Required task: Write out each record below exactly as it appears, with no pictures.

Data shown:
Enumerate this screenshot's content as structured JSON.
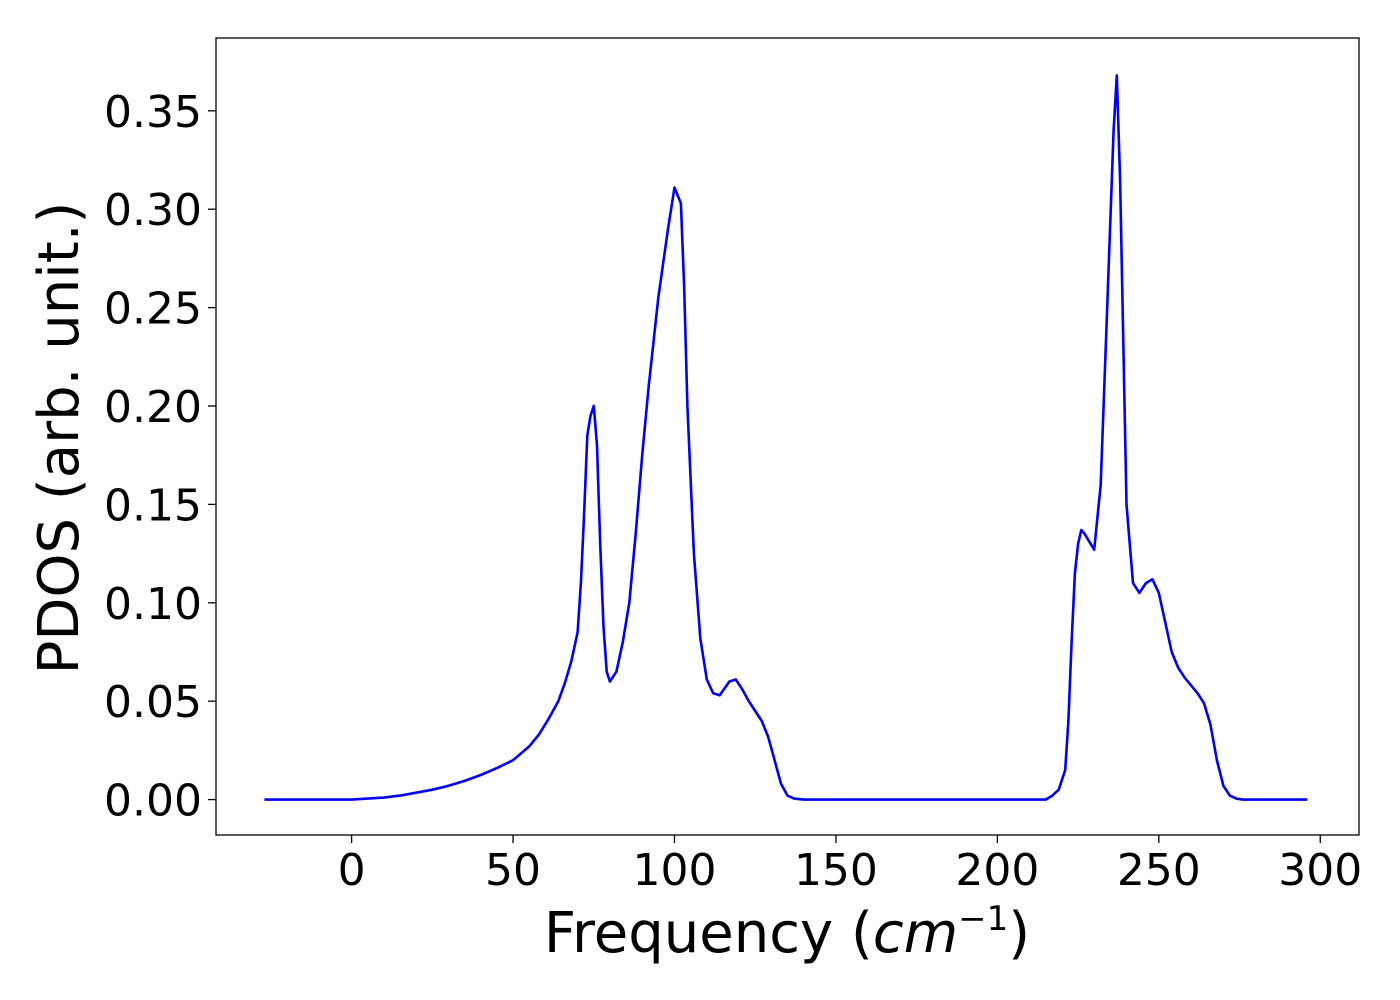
{
  "chart_data": {
    "type": "line",
    "title": "",
    "xlabel": "Frequency (",
    "xlabel_var": "cm",
    "xlabel_sup": "−1",
    "xlabel_close": ")",
    "ylabel": "PDOS (arb. unit.)",
    "xlim": [
      -42,
      312
    ],
    "ylim": [
      -0.018,
      0.387
    ],
    "grid": false,
    "legend": "none",
    "xticks": [
      0,
      50,
      100,
      150,
      200,
      250,
      300
    ],
    "xtick_labels": [
      "0",
      "50",
      "100",
      "150",
      "200",
      "250",
      "300"
    ],
    "yticks": [
      0.0,
      0.05,
      0.1,
      0.15,
      0.2,
      0.25,
      0.3,
      0.35
    ],
    "ytick_labels": [
      "0.00",
      "0.05",
      "0.10",
      "0.15",
      "0.20",
      "0.25",
      "0.30",
      "0.35"
    ],
    "series": [
      {
        "color": "#0000ff",
        "x": [
          -27,
          0,
          5,
          10,
          15,
          20,
          25,
          30,
          35,
          40,
          45,
          50,
          55,
          58,
          61,
          64,
          66,
          68,
          70,
          71,
          72,
          73,
          74,
          75,
          76,
          77,
          78,
          79,
          80,
          82,
          84,
          86,
          88,
          90,
          92,
          95,
          98,
          100,
          102,
          103,
          104,
          106,
          108,
          110,
          112,
          114,
          117,
          119,
          121,
          123,
          125,
          127,
          129,
          131,
          133,
          135,
          137,
          140,
          150,
          200,
          215,
          217,
          219,
          221,
          222,
          223,
          224,
          225,
          226,
          227,
          230,
          232,
          234,
          236,
          237,
          238,
          240,
          242,
          244,
          246,
          248,
          250,
          252,
          254,
          256,
          258,
          260,
          262,
          264,
          266,
          268,
          270,
          272,
          274,
          276,
          280,
          296
        ],
        "y": [
          0.0,
          0.0,
          0.0005,
          0.001,
          0.002,
          0.0035,
          0.005,
          0.007,
          0.0095,
          0.0125,
          0.016,
          0.02,
          0.027,
          0.033,
          0.041,
          0.05,
          0.059,
          0.07,
          0.085,
          0.11,
          0.145,
          0.185,
          0.195,
          0.2,
          0.18,
          0.13,
          0.088,
          0.065,
          0.06,
          0.065,
          0.08,
          0.1,
          0.135,
          0.175,
          0.21,
          0.255,
          0.29,
          0.311,
          0.303,
          0.26,
          0.2,
          0.125,
          0.082,
          0.061,
          0.054,
          0.053,
          0.06,
          0.061,
          0.056,
          0.05,
          0.045,
          0.04,
          0.032,
          0.02,
          0.008,
          0.002,
          0.0005,
          0.0,
          0.0,
          0.0,
          0.0,
          0.002,
          0.005,
          0.015,
          0.04,
          0.08,
          0.115,
          0.13,
          0.137,
          0.135,
          0.127,
          0.16,
          0.25,
          0.34,
          0.368,
          0.315,
          0.15,
          0.11,
          0.105,
          0.11,
          0.112,
          0.105,
          0.09,
          0.075,
          0.067,
          0.062,
          0.058,
          0.054,
          0.049,
          0.038,
          0.02,
          0.007,
          0.002,
          0.0005,
          0.0,
          0.0,
          0.0
        ]
      }
    ]
  }
}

Result below:
Enumerate this screenshot's content as structured JSON.
{
  "chart_data": {
    "type": "line",
    "title": "",
    "xlabel": "Frequency (",
    "xlabel_var": "cm",
    "xlabel_sup": "−1",
    "xlabel_close": ")",
    "ylabel": "PDOS (arb. unit.)",
    "xlim": [
      -42,
      312
    ],
    "ylim": [
      -0.018,
      0.387
    ],
    "grid": false,
    "legend": "none",
    "xticks": [
      0,
      50,
      100,
      150,
      200,
      250,
      300
    ],
    "xtick_labels": [
      "0",
      "50",
      "100",
      "150",
      "200",
      "250",
      "300"
    ],
    "yticks": [
      0.0,
      0.05,
      0.1,
      0.15,
      0.2,
      0.25,
      0.3,
      0.35
    ],
    "ytick_labels": [
      "0.00",
      "0.05",
      "0.10",
      "0.15",
      "0.20",
      "0.25",
      "0.30",
      "0.35"
    ],
    "series": [
      {
        "color": "#0000ff",
        "x": [
          -27,
          0,
          5,
          10,
          15,
          20,
          25,
          30,
          35,
          40,
          45,
          50,
          55,
          58,
          61,
          64,
          66,
          68,
          70,
          71,
          72,
          73,
          74,
          75,
          76,
          77,
          78,
          79,
          80,
          82,
          84,
          86,
          88,
          90,
          92,
          95,
          98,
          100,
          102,
          103,
          104,
          106,
          108,
          110,
          112,
          114,
          117,
          119,
          121,
          123,
          125,
          127,
          129,
          131,
          133,
          135,
          137,
          140,
          150,
          200,
          215,
          217,
          219,
          221,
          222,
          223,
          224,
          225,
          226,
          227,
          230,
          232,
          234,
          236,
          237,
          238,
          240,
          242,
          244,
          246,
          248,
          250,
          252,
          254,
          256,
          258,
          260,
          262,
          264,
          266,
          268,
          270,
          272,
          274,
          276,
          280,
          296
        ],
        "y": [
          0.0,
          0.0,
          0.0005,
          0.001,
          0.002,
          0.0035,
          0.005,
          0.007,
          0.0095,
          0.0125,
          0.016,
          0.02,
          0.027,
          0.033,
          0.041,
          0.05,
          0.059,
          0.07,
          0.085,
          0.11,
          0.145,
          0.185,
          0.195,
          0.2,
          0.18,
          0.13,
          0.088,
          0.065,
          0.06,
          0.065,
          0.08,
          0.1,
          0.135,
          0.175,
          0.21,
          0.255,
          0.29,
          0.311,
          0.303,
          0.26,
          0.2,
          0.125,
          0.082,
          0.061,
          0.054,
          0.053,
          0.06,
          0.061,
          0.056,
          0.05,
          0.045,
          0.04,
          0.032,
          0.02,
          0.008,
          0.002,
          0.0005,
          0.0,
          0.0,
          0.0,
          0.0,
          0.002,
          0.005,
          0.015,
          0.04,
          0.08,
          0.115,
          0.13,
          0.137,
          0.135,
          0.127,
          0.16,
          0.25,
          0.34,
          0.368,
          0.315,
          0.15,
          0.11,
          0.105,
          0.11,
          0.112,
          0.105,
          0.09,
          0.075,
          0.067,
          0.062,
          0.058,
          0.054,
          0.049,
          0.038,
          0.02,
          0.007,
          0.002,
          0.0005,
          0.0,
          0.0,
          0.0
        ]
      }
    ]
  }
}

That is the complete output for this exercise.